- _Work task_
Please reproduce the entries below exactly, omitting any images they contain.

Top of Provided information

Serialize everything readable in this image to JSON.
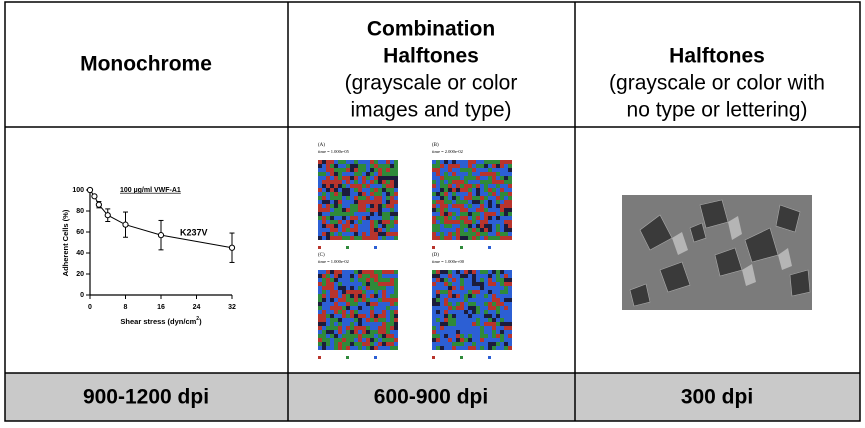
{
  "table": {
    "rows": [
      [
        {
          "title": [
            "Monochrome"
          ]
        },
        {
          "title": [
            "Combination",
            "Halftones"
          ],
          "subtitle": [
            "(grayscale or color",
            "images and type)"
          ]
        },
        {
          "title": [
            "Halftones"
          ],
          "subtitle": [
            "(grayscale or color with",
            "no type or lettering)"
          ]
        }
      ],
      [
        {
          "chart": {
            "type": "line",
            "x": [
              0,
              1,
              2,
              4,
              8,
              16,
              32
            ],
            "values": [
              100,
              94,
              86,
              76,
              67,
              57,
              45
            ],
            "errors": [
              0,
              0,
              3,
              6,
              12,
              14,
              14
            ],
            "xlim": [
              0,
              32
            ],
            "ylim": [
              0,
              100
            ],
            "xticks": [
              0,
              8,
              16,
              24,
              32
            ],
            "yticks": [
              0,
              20,
              40,
              60,
              80,
              100
            ],
            "ylabel": "Adherent Cells (%)",
            "xlabel": [
              "Shear stress (dyn/cm",
              "2",
              ")"
            ],
            "annotations": [
              "100 µg/ml VWF-A1",
              "K237V"
            ]
          }
        },
        {
          "panels": [
            {
              "label": "(A)",
              "time": "time = 1.000e-05"
            },
            {
              "label": "(B)",
              "time": "time = 2.000e-02"
            },
            {
              "label": "(C)",
              "time": "time = 1.000e-02"
            },
            {
              "label": "(D)",
              "time": "time = 1.000e+00"
            }
          ]
        },
        {}
      ],
      [
        "900-1200 dpi",
        "600-900 dpi",
        "300 dpi"
      ]
    ]
  }
}
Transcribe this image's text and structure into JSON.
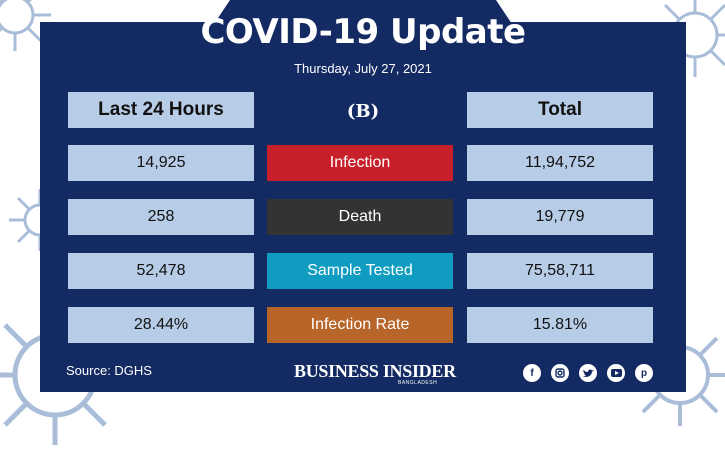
{
  "header": {
    "title": "COVID-19 Update",
    "date": "Thursday, July 27, 2021"
  },
  "columns": {
    "last24": "Last 24 Hours",
    "total": "Total"
  },
  "logo_icon": "business-insider-b-logo",
  "rows": [
    {
      "label": "Infection",
      "last24": "14,925",
      "total": "11,94,752",
      "color": "#c8202a"
    },
    {
      "label": "Death",
      "last24": "258",
      "total": "19,779",
      "color": "#333333"
    },
    {
      "label": "Sample Tested",
      "last24": "52,478",
      "total": "75,58,711",
      "color": "#0f9cc0"
    },
    {
      "label": "Infection Rate",
      "last24": "28.44%",
      "total": "15.81%",
      "color": "#b8652a"
    }
  ],
  "footer": {
    "source": "Source: DGHS",
    "brand": "BUSINESS INSIDER",
    "brand_sub": "BANGLADESH",
    "social_icons": [
      "facebook-icon",
      "instagram-icon",
      "twitter-icon",
      "youtube-icon",
      "pinterest-icon"
    ]
  },
  "colors": {
    "panel": "#132a63",
    "cell": "#b7cce6",
    "virus": "#a9bdd9"
  }
}
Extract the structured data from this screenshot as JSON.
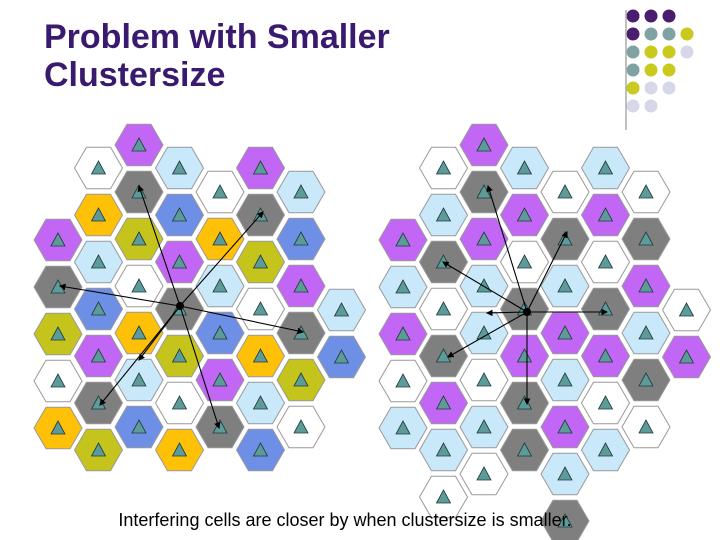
{
  "title": {
    "line1": "Problem with Smaller",
    "line2": "Clustersize"
  },
  "caption": "Interfering cells are closer by when clustersize is smaller.",
  "colors": {
    "title": "#3a1a6e",
    "purple": "#c266f5",
    "lightblue": "#c9e8fa",
    "white": "#ffffff",
    "gray": "#7f7f7f",
    "yellow": "#ffc107",
    "olive": "#c4c41c",
    "blue": "#6d8fe6",
    "triangle": "#5d9a9a",
    "hex_stroke": "#999999",
    "dot_dark": "#4a1d6e",
    "dot_teal": "#7fa3a3",
    "dot_olive": "#c9c91e",
    "dot_light": "#d6d8ea"
  },
  "icons": {
    "cell_marker": "triangle-icon",
    "interference_link": "arrow-icon"
  }
}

Bottom of Provided information

- _Written answer_
Serialize everything readable in this image to JSON.
{
  "table": {
    "rows": [
      [
        {
          "title": [
            "Monochrome"
          ]
        },
        {
          "title": [
            "Combination",
            "Halftones"
          ],
          "subtitle": [
            "(grayscale or color",
            "images and type)"
          ]
        },
        {
          "title": [
            "Halftones"
          ],
          "subtitle": [
            "(grayscale or color with",
            "no type or lettering)"
          ]
        }
      ],
      [
        {
          "chart": {
            "type": "line",
            "x": [
              0,
              1,
              2,
              4,
              8,
              16,
              32
            ],
            "values": [
              100,
              94,
              86,
              76,
              67,
              57,
              45
            ],
            "errors": [
              0,
              0,
              3,
              6,
              12,
              14,
              14
            ],
            "xlim": [
              0,
              32
            ],
            "ylim": [
              0,
              100
            ],
            "xticks": [
              0,
              8,
              16,
              24,
              32
            ],
            "yticks": [
              0,
              20,
              40,
              60,
              80,
              100
            ],
            "ylabel": "Adherent Cells (%)",
            "xlabel": [
              "Shear stress (dyn/cm",
              "2",
              ")"
            ],
            "annotations": [
              "100 µg/ml VWF-A1",
              "K237V"
            ]
          }
        },
        {
          "panels": [
            {
              "label": "(A)",
              "time": "time = 1.000e-05"
            },
            {
              "label": "(B)",
              "time": "time = 2.000e-02"
            },
            {
              "label": "(C)",
              "time": "time = 1.000e-02"
            },
            {
              "label": "(D)",
              "time": "time = 1.000e+00"
            }
          ]
        },
        {}
      ],
      [
        "900-1200 dpi",
        "600-900 dpi",
        "300 dpi"
      ]
    ]
  }
}
Transcribe this image's text and structure into JSON.
{
  "header": {
    "title": "COVID-19 Update",
    "date": "Thursday, July 27, 2021"
  },
  "columns": {
    "last24": "Last 24 Hours",
    "total": "Total"
  },
  "logo_icon": "business-insider-b-logo",
  "rows": [
    {
      "label": "Infection",
      "last24": "14,925",
      "total": "11,94,752",
      "color": "#c8202a"
    },
    {
      "label": "Death",
      "last24": "258",
      "total": "19,779",
      "color": "#333333"
    },
    {
      "label": "Sample Tested",
      "last24": "52,478",
      "total": "75,58,711",
      "color": "#0f9cc0"
    },
    {
      "label": "Infection Rate",
      "last24": "28.44%",
      "total": "15.81%",
      "color": "#b8652a"
    }
  ],
  "footer": {
    "source": "Source: DGHS",
    "brand": "BUSINESS INSIDER",
    "brand_sub": "BANGLADESH",
    "social_icons": [
      "facebook-icon",
      "instagram-icon",
      "twitter-icon",
      "youtube-icon",
      "pinterest-icon"
    ]
  },
  "colors": {
    "panel": "#132a63",
    "cell": "#b7cce6",
    "virus": "#a9bdd9"
  }
}
Extract the structured data from this screenshot as JSON.
{
  "title": {
    "line1": "Problem with Smaller",
    "line2": "Clustersize"
  },
  "caption": "Interfering cells are closer by when clustersize is smaller.",
  "colors": {
    "title": "#3a1a6e",
    "purple": "#c266f5",
    "lightblue": "#c9e8fa",
    "white": "#ffffff",
    "gray": "#7f7f7f",
    "yellow": "#ffc107",
    "olive": "#c4c41c",
    "blue": "#6d8fe6",
    "triangle": "#5d9a9a",
    "hex_stroke": "#999999",
    "dot_dark": "#4a1d6e",
    "dot_teal": "#7fa3a3",
    "dot_olive": "#c9c91e",
    "dot_light": "#d6d8ea"
  },
  "icons": {
    "cell_marker": "triangle-icon",
    "interference_link": "arrow-icon"
  }
}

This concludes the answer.